Copy all lines below containing "title".

* Record set *

>> begin

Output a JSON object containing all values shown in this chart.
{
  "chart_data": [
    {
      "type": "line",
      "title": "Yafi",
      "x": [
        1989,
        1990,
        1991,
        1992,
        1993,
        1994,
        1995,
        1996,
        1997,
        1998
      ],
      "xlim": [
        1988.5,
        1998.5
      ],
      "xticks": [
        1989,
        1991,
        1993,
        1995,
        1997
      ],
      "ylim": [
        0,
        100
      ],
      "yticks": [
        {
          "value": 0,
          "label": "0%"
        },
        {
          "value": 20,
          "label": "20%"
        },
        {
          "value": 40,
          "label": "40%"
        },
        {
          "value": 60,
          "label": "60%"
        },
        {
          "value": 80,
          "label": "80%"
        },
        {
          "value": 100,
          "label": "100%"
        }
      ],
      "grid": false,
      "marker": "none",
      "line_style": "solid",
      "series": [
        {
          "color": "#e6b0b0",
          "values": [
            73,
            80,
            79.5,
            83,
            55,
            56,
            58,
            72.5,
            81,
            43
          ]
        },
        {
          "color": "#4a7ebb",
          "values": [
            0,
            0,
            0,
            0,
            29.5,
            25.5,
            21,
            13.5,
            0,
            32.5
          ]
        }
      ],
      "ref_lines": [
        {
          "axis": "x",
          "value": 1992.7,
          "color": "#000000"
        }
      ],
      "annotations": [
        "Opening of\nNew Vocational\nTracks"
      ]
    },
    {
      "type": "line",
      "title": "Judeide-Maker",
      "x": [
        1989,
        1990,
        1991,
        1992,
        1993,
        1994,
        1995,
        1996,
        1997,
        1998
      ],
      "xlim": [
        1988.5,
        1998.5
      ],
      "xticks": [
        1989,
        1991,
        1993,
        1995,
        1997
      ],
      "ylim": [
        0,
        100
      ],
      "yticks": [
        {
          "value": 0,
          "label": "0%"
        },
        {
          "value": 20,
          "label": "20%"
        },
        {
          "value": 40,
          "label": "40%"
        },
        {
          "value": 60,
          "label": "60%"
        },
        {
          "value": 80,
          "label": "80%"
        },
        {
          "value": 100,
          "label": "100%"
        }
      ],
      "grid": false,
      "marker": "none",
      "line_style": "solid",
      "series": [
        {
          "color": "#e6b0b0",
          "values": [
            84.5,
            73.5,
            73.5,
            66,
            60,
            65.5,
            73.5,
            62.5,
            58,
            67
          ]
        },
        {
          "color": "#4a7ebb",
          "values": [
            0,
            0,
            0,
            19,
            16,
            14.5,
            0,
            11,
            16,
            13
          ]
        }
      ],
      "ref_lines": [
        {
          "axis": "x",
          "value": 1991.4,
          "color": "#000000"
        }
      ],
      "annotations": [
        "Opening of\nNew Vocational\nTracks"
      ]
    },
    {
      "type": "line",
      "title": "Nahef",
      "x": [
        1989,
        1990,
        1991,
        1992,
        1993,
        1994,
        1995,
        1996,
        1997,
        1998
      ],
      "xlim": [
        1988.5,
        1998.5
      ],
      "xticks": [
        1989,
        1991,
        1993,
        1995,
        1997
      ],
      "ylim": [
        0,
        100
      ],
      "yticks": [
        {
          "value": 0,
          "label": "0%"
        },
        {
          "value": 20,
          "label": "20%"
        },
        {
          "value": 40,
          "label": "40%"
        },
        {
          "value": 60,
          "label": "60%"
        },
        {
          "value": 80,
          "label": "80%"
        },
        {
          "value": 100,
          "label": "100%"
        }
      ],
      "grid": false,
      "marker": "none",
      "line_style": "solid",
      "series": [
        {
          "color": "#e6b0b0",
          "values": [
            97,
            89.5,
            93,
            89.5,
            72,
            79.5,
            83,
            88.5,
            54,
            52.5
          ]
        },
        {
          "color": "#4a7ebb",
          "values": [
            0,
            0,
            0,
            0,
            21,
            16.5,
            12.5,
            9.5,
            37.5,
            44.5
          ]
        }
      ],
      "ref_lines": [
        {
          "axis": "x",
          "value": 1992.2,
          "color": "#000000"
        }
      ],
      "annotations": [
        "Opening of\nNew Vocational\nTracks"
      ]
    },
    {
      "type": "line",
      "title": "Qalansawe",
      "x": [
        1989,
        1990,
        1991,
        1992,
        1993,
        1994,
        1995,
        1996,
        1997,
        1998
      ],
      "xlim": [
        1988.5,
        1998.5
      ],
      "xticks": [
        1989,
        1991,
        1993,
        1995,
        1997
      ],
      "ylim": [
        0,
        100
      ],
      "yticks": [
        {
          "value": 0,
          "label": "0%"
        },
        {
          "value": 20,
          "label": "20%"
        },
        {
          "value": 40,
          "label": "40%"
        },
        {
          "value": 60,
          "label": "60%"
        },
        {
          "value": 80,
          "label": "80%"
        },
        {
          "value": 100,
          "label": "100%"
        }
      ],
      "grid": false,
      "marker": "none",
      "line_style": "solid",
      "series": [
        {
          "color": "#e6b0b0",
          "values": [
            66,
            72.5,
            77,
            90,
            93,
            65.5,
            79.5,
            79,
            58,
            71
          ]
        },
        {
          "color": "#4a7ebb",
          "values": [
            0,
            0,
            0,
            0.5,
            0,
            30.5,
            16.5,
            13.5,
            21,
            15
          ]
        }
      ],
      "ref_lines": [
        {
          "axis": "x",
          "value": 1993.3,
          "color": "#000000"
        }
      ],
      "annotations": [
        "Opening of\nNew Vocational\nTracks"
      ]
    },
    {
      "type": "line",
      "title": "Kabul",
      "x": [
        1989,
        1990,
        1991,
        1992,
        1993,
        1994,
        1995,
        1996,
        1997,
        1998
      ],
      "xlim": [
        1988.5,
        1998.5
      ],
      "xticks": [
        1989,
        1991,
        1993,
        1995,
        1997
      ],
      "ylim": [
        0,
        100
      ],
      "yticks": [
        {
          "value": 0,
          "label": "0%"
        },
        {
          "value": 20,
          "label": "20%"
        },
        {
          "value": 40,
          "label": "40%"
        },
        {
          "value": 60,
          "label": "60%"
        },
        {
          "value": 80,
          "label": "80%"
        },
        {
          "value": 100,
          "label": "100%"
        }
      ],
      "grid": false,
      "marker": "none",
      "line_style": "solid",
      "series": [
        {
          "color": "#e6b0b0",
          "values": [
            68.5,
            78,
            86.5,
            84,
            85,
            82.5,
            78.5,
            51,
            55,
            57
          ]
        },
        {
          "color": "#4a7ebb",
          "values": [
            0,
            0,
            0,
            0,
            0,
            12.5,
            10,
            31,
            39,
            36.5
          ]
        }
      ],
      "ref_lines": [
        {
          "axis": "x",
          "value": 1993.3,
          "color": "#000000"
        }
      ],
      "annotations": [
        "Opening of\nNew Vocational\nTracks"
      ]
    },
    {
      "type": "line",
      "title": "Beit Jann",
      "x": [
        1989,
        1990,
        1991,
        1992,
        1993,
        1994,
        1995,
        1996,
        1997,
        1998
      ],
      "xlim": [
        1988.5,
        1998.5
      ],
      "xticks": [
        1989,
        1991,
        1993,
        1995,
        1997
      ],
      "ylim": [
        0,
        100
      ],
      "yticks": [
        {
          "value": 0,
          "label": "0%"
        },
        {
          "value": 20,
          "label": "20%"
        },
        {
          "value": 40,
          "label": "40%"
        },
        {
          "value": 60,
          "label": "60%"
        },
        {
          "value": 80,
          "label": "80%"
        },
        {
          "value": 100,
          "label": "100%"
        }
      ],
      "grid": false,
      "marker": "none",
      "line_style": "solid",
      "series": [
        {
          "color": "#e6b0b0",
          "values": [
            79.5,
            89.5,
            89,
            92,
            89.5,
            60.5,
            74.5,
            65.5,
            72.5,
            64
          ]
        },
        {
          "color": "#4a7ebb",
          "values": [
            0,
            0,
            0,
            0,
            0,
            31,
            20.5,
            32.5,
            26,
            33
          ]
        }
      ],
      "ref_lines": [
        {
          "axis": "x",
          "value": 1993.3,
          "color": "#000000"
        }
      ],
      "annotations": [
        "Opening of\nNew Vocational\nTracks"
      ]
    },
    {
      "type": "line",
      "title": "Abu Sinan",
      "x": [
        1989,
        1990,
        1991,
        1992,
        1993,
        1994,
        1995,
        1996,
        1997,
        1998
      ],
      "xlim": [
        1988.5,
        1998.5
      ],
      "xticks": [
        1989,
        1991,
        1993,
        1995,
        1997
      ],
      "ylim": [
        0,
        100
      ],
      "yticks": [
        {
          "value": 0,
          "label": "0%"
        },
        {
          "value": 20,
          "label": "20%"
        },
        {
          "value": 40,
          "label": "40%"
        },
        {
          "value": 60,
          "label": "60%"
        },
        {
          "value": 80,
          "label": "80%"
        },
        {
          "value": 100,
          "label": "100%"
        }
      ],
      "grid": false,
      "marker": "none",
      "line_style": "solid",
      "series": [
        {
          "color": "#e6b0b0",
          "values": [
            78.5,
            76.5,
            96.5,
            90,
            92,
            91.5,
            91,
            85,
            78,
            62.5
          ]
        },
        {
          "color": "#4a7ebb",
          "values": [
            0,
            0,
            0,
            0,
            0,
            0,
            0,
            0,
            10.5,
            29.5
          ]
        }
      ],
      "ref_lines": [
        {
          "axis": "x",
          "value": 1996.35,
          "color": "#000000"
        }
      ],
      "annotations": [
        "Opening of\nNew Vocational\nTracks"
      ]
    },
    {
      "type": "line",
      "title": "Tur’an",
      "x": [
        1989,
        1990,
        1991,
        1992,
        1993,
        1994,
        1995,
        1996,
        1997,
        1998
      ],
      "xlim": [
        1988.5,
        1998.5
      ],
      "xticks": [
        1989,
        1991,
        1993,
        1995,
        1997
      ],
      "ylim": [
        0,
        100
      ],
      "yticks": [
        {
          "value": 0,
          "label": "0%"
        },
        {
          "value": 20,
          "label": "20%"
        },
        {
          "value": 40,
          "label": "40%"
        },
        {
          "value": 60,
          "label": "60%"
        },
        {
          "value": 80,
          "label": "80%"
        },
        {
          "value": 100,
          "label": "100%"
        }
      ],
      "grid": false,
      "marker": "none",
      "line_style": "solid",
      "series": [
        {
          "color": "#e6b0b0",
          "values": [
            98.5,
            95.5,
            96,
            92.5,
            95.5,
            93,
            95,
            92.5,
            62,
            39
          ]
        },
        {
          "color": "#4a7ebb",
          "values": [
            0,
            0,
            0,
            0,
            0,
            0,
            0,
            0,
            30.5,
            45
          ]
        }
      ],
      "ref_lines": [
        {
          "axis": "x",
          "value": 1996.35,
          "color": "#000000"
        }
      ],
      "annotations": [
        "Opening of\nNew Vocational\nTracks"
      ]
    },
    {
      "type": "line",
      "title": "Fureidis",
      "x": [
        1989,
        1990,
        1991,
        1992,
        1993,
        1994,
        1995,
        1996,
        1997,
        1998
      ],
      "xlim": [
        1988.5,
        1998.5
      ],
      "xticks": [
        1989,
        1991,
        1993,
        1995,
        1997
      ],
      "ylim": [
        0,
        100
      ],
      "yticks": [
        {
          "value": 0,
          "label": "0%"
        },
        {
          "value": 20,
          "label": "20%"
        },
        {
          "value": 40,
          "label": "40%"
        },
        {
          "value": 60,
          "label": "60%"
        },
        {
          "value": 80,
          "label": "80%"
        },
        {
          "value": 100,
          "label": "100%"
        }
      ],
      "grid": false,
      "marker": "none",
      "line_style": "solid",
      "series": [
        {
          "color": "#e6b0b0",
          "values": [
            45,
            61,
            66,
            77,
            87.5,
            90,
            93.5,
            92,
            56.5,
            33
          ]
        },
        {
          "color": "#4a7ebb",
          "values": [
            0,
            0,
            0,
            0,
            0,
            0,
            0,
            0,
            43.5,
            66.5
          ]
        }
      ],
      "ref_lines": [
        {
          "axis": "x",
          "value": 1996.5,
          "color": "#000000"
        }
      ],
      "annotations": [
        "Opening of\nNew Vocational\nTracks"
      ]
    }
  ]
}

>> end

* Task result *
      "title": "Yafi",
      "title": "Judeide-Maker",
      "title": "Nahef",
      "title": "Qalansawe",
      "title": "Kabul",
      "title": "Beit Jann",
      "title": "Abu Sinan",
      "title": "Tur’an",
      "title": "Fureidis",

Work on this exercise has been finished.